Reproduce the stretch of the listing from its start through the line containing "data-point [342,533,357,548]", both ends included, copying each line exactly.

◆ ◆ ◆ ◆ ◆

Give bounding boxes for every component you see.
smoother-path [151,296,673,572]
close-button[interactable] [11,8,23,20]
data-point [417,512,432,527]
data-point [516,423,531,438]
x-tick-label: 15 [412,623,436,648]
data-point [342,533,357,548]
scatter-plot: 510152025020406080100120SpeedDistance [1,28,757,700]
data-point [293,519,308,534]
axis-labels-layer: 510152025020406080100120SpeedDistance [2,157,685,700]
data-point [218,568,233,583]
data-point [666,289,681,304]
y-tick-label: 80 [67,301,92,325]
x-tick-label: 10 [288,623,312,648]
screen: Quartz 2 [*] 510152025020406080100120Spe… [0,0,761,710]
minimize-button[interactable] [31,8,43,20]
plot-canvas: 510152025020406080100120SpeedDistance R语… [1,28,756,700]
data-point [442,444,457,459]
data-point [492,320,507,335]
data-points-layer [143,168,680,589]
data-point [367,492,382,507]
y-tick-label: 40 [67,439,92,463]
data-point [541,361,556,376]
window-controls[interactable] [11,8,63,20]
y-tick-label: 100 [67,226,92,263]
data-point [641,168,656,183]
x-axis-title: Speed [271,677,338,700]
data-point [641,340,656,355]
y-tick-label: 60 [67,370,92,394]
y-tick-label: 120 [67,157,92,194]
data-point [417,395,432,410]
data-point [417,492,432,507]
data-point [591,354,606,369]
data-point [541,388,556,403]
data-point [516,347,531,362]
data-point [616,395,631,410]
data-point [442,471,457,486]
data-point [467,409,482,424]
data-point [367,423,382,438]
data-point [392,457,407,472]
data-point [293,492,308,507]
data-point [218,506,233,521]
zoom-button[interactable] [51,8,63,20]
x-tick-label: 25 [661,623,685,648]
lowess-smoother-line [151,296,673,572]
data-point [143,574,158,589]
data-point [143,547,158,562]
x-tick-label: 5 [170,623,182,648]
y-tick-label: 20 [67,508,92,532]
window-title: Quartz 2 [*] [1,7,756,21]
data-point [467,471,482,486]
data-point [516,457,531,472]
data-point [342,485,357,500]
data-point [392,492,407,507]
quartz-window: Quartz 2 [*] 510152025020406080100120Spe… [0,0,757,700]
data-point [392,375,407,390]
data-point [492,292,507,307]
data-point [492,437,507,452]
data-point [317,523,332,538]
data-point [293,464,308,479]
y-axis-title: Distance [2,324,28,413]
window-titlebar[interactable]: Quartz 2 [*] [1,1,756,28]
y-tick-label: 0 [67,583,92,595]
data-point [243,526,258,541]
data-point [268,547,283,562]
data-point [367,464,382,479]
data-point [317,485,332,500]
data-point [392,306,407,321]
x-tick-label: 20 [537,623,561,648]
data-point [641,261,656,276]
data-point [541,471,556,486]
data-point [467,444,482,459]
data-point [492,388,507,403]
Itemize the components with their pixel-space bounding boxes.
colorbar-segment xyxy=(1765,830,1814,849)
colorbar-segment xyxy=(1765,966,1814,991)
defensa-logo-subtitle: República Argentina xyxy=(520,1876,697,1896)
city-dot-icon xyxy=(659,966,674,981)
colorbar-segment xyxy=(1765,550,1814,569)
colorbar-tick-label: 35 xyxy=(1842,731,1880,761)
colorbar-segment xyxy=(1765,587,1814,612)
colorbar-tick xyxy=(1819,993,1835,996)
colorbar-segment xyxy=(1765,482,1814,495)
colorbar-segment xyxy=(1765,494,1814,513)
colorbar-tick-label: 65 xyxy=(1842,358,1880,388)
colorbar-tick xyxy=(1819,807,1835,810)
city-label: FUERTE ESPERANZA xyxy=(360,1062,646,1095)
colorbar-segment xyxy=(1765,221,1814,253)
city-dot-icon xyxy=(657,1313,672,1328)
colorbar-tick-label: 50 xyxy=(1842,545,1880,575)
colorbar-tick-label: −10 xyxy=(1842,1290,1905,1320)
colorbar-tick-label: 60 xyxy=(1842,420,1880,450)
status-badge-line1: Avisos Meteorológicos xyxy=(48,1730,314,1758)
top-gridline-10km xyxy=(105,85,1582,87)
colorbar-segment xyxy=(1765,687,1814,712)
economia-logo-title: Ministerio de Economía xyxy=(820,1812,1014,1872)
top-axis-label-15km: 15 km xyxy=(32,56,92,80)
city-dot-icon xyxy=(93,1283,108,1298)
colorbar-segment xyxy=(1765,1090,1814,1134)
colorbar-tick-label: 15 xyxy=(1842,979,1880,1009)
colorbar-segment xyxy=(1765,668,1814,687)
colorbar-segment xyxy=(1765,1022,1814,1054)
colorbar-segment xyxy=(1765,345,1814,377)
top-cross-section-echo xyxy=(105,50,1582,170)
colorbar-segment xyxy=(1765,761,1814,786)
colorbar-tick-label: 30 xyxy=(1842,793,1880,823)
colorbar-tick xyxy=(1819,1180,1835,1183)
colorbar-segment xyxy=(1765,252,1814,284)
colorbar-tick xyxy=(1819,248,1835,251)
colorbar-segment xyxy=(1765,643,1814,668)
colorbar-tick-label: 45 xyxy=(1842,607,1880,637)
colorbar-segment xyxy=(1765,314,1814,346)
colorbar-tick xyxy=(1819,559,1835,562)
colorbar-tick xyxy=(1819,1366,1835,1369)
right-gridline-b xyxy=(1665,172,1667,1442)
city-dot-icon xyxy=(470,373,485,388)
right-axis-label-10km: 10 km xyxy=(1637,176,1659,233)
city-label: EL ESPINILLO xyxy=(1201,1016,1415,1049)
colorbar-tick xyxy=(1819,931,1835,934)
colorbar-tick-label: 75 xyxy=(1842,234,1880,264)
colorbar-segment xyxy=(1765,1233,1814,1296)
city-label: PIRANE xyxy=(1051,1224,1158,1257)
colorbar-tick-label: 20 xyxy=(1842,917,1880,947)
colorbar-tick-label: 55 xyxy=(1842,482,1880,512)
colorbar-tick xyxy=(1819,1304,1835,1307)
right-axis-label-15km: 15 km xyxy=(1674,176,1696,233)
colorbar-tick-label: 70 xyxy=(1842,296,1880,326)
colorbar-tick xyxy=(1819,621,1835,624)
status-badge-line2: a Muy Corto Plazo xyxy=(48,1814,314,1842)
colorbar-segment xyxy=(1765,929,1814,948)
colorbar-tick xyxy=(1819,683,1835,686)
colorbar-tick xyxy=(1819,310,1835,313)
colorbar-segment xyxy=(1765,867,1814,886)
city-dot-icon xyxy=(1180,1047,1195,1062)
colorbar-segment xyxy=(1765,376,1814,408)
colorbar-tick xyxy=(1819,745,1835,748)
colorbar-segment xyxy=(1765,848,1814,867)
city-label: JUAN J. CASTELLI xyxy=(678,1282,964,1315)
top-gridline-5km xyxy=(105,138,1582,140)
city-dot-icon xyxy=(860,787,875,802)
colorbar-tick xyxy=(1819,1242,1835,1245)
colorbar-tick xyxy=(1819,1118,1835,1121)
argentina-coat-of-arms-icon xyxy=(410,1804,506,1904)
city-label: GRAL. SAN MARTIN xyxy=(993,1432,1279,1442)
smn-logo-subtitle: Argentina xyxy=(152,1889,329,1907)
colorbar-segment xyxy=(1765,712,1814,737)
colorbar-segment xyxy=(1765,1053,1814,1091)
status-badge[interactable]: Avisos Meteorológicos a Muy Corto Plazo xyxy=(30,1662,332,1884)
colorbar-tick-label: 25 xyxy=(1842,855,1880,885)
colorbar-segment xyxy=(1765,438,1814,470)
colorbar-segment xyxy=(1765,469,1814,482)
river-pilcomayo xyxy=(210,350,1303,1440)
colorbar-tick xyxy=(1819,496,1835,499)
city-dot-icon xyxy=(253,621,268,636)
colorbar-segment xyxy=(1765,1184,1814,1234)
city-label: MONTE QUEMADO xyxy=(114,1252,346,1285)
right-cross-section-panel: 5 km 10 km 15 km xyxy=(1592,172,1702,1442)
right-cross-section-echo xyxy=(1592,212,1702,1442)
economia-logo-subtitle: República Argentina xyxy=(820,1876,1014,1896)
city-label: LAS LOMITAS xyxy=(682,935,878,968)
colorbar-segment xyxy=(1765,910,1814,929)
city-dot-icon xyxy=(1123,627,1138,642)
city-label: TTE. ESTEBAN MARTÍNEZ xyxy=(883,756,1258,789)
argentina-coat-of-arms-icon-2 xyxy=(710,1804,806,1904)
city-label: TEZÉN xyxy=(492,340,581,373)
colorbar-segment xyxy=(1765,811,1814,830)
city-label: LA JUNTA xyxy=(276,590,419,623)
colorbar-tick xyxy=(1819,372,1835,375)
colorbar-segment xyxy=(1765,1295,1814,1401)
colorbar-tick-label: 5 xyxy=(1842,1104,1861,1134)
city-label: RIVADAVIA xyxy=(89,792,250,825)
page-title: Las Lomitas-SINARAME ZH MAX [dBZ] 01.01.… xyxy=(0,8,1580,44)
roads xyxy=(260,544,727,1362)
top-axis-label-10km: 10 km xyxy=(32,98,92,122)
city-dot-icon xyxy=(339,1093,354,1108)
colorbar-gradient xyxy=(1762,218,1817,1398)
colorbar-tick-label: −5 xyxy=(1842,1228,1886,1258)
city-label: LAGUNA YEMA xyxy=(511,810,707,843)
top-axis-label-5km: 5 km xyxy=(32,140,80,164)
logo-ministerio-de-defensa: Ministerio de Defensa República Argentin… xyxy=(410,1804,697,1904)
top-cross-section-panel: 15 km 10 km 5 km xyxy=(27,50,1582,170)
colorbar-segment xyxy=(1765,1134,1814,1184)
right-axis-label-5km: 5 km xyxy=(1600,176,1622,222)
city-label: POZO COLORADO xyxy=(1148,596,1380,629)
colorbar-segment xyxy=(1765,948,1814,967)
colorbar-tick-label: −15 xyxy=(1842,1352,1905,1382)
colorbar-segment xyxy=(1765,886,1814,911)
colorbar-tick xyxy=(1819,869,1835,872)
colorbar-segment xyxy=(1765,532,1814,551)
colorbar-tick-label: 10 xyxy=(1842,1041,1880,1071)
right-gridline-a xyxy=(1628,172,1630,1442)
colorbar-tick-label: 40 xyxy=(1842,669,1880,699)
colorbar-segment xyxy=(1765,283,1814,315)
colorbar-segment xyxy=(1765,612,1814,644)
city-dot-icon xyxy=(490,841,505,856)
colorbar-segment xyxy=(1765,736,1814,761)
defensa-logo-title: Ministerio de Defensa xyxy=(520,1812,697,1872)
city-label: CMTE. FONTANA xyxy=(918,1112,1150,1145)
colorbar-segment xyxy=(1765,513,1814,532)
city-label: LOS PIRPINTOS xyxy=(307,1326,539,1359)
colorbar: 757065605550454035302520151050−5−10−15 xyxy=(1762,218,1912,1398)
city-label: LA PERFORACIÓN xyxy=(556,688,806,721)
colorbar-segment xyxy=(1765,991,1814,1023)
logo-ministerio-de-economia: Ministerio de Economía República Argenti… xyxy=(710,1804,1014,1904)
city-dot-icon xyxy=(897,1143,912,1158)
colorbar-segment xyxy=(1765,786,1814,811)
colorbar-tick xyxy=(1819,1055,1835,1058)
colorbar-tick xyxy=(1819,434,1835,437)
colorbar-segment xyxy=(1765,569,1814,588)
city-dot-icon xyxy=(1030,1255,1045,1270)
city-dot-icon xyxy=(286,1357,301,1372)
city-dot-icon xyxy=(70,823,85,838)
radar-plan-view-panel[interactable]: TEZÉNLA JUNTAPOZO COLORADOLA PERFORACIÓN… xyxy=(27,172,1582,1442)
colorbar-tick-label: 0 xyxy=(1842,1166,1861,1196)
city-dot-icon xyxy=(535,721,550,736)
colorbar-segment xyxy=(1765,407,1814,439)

◆ ◆ ◆ ◆ ◆

▸ **Worked answer**
Give bounding boxes for every component you see.
smoother-path [151,296,673,572]
close-button[interactable] [11,8,23,20]
data-point [417,512,432,527]
data-point [516,423,531,438]
x-tick-label: 15 [412,623,436,648]
data-point [342,533,357,548]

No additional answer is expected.